(Records about charts and figures)
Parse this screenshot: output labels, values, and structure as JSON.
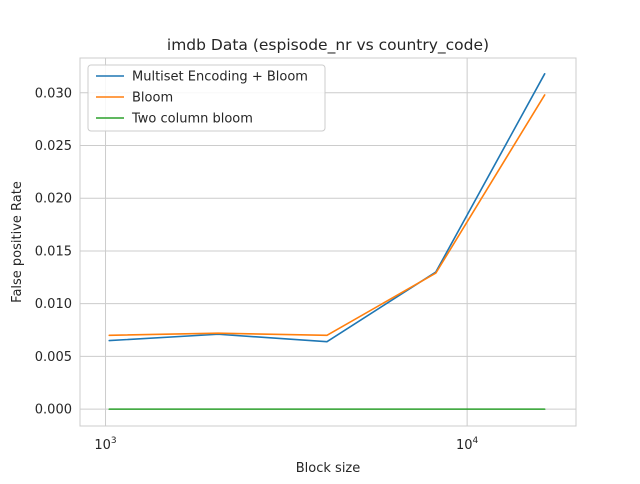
{
  "chart_data": {
    "type": "line",
    "title": "imdb Data (espisode_nr vs country_code)",
    "xlabel": "Block size",
    "ylabel": "False positive Rate",
    "xscale": "log",
    "xlim": [
      850,
      20000
    ],
    "ylim": [
      -0.0016,
      0.0333
    ],
    "x": [
      1024,
      2048,
      4096,
      8192,
      16384
    ],
    "x_ticks": [
      {
        "value": 1000,
        "base": "10",
        "exp": "3"
      },
      {
        "value": 10000,
        "base": "10",
        "exp": "4"
      }
    ],
    "y_ticks": [
      {
        "value": 0.0,
        "label": "0.000"
      },
      {
        "value": 0.005,
        "label": "0.005"
      },
      {
        "value": 0.01,
        "label": "0.010"
      },
      {
        "value": 0.015,
        "label": "0.015"
      },
      {
        "value": 0.02,
        "label": "0.020"
      },
      {
        "value": 0.025,
        "label": "0.025"
      },
      {
        "value": 0.03,
        "label": "0.030"
      }
    ],
    "grid": true,
    "legend_position": "top-left",
    "series": [
      {
        "name": "Multiset Encoding + Bloom",
        "color": "#1f77b4",
        "values": [
          0.0065,
          0.0071,
          0.0064,
          0.013,
          0.0318
        ]
      },
      {
        "name": "Bloom",
        "color": "#ff7f0e",
        "values": [
          0.007,
          0.0072,
          0.007,
          0.0129,
          0.0298
        ]
      },
      {
        "name": "Two column bloom",
        "color": "#2ca02c",
        "values": [
          0.0,
          0.0,
          0.0,
          0.0,
          0.0
        ]
      }
    ]
  }
}
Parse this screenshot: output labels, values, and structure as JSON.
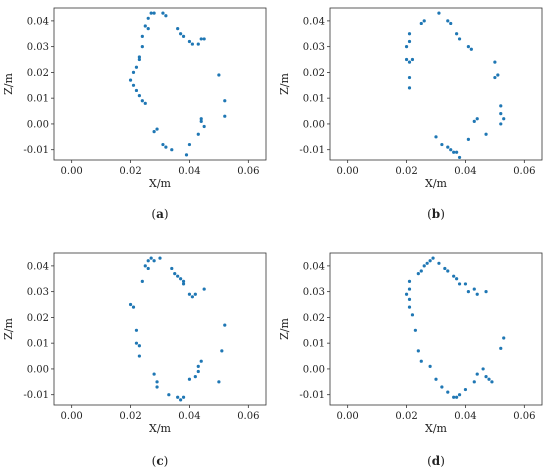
{
  "figure": {
    "marker_color": "#1f77b4",
    "frame_color": "#333333"
  },
  "chart_data": [
    {
      "type": "scatter",
      "caption": "(a)",
      "xlabel": "X/m",
      "ylabel": "Z/m",
      "xlim": [
        -0.006,
        0.066
      ],
      "ylim": [
        -0.014,
        0.045
      ],
      "xticks": [
        "0.00",
        "0.02",
        "0.04",
        "0.06"
      ],
      "yticks": [
        "-0.01",
        "0.00",
        "0.01",
        "0.02",
        "0.03",
        "0.04"
      ],
      "x": [
        0.027,
        0.026,
        0.025,
        0.026,
        0.028,
        0.031,
        0.032,
        0.036,
        0.037,
        0.038,
        0.04,
        0.041,
        0.043,
        0.044,
        0.045,
        0.024,
        0.024,
        0.023,
        0.023,
        0.022,
        0.021,
        0.02,
        0.021,
        0.022,
        0.023,
        0.024,
        0.025,
        0.028,
        0.029,
        0.031,
        0.032,
        0.034,
        0.04,
        0.043,
        0.044,
        0.044,
        0.045,
        0.05,
        0.052,
        0.052,
        0.039
      ],
      "y": [
        0.043,
        0.041,
        0.038,
        0.037,
        0.043,
        0.043,
        0.042,
        0.037,
        0.035,
        0.034,
        0.032,
        0.031,
        0.031,
        0.033,
        0.033,
        0.034,
        0.03,
        0.026,
        0.025,
        0.022,
        0.02,
        0.017,
        0.015,
        0.013,
        0.011,
        0.009,
        0.008,
        -0.003,
        -0.002,
        -0.008,
        -0.009,
        -0.01,
        -0.008,
        -0.004,
        0.001,
        0.002,
        -0.001,
        0.019,
        0.009,
        0.003,
        -0.012
      ]
    },
    {
      "type": "scatter",
      "caption": "(b)",
      "xlabel": "X/m",
      "ylabel": "Z/m",
      "xlim": [
        -0.006,
        0.066
      ],
      "ylim": [
        -0.014,
        0.045
      ],
      "xticks": [
        "0.00",
        "0.02",
        "0.04",
        "0.06"
      ],
      "yticks": [
        "-0.01",
        "0.00",
        "0.01",
        "0.02",
        "0.03",
        "0.04"
      ],
      "x": [
        0.025,
        0.026,
        0.031,
        0.034,
        0.035,
        0.037,
        0.038,
        0.041,
        0.042,
        0.021,
        0.021,
        0.02,
        0.02,
        0.021,
        0.022,
        0.021,
        0.021,
        0.03,
        0.032,
        0.034,
        0.035,
        0.036,
        0.037,
        0.038,
        0.041,
        0.043,
        0.044,
        0.047,
        0.05,
        0.05,
        0.051,
        0.052,
        0.052,
        0.053,
        0.052
      ],
      "y": [
        0.039,
        0.04,
        0.043,
        0.04,
        0.039,
        0.035,
        0.033,
        0.03,
        0.029,
        0.035,
        0.032,
        0.03,
        0.025,
        0.024,
        0.025,
        0.018,
        0.014,
        -0.005,
        -0.008,
        -0.009,
        -0.01,
        -0.011,
        -0.011,
        -0.013,
        -0.006,
        0.001,
        0.002,
        -0.004,
        0.024,
        0.018,
        0.019,
        0.007,
        0.004,
        0.002,
        0.0
      ]
    },
    {
      "type": "scatter",
      "caption": "(c)",
      "xlabel": "X/m",
      "ylabel": "Z/m",
      "xlim": [
        -0.006,
        0.066
      ],
      "ylim": [
        -0.014,
        0.045
      ],
      "xticks": [
        "0.00",
        "0.02",
        "0.04",
        "0.06"
      ],
      "yticks": [
        "-0.01",
        "0.00",
        "0.01",
        "0.02",
        "0.03",
        "0.04"
      ],
      "x": [
        0.025,
        0.026,
        0.026,
        0.027,
        0.028,
        0.03,
        0.034,
        0.035,
        0.036,
        0.037,
        0.038,
        0.038,
        0.04,
        0.041,
        0.042,
        0.045,
        0.024,
        0.02,
        0.021,
        0.022,
        0.022,
        0.023,
        0.023,
        0.028,
        0.029,
        0.029,
        0.033,
        0.036,
        0.037,
        0.038,
        0.04,
        0.042,
        0.043,
        0.043,
        0.044,
        0.05,
        0.052,
        0.051
      ],
      "y": [
        0.04,
        0.042,
        0.039,
        0.043,
        0.042,
        0.043,
        0.039,
        0.037,
        0.036,
        0.035,
        0.034,
        0.033,
        0.029,
        0.028,
        0.029,
        0.031,
        0.034,
        0.025,
        0.024,
        0.015,
        0.01,
        0.009,
        0.005,
        -0.002,
        -0.005,
        -0.007,
        -0.01,
        -0.011,
        -0.012,
        -0.011,
        -0.004,
        -0.003,
        -0.001,
        0.001,
        0.003,
        -0.005,
        0.017,
        0.007
      ]
    },
    {
      "type": "scatter",
      "caption": "(d)",
      "xlabel": "X/m",
      "ylabel": "Z/m",
      "xlim": [
        -0.006,
        0.066
      ],
      "ylim": [
        -0.014,
        0.045
      ],
      "xticks": [
        "0.00",
        "0.02",
        "0.04",
        "0.06"
      ],
      "yticks": [
        "-0.01",
        "0.00",
        "0.01",
        "0.02",
        "0.03",
        "0.04"
      ],
      "x": [
        0.024,
        0.025,
        0.026,
        0.027,
        0.028,
        0.029,
        0.031,
        0.033,
        0.034,
        0.036,
        0.037,
        0.038,
        0.04,
        0.041,
        0.043,
        0.044,
        0.047,
        0.021,
        0.021,
        0.02,
        0.021,
        0.021,
        0.022,
        0.023,
        0.024,
        0.025,
        0.028,
        0.03,
        0.032,
        0.034,
        0.036,
        0.037,
        0.038,
        0.04,
        0.043,
        0.044,
        0.046,
        0.047,
        0.048,
        0.049,
        0.052,
        0.053
      ],
      "y": [
        0.037,
        0.038,
        0.04,
        0.041,
        0.042,
        0.043,
        0.041,
        0.039,
        0.038,
        0.036,
        0.035,
        0.033,
        0.033,
        0.03,
        0.031,
        0.029,
        0.03,
        0.034,
        0.031,
        0.029,
        0.027,
        0.024,
        0.021,
        0.015,
        0.007,
        0.003,
        0.001,
        -0.004,
        -0.007,
        -0.009,
        -0.011,
        -0.011,
        -0.01,
        -0.008,
        -0.005,
        -0.002,
        0.0,
        -0.003,
        -0.004,
        -0.005,
        0.008,
        0.012
      ]
    }
  ]
}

**What to do**
Give the number of lines in the records that contain the string "name", with no other output.

**Response to this task**
3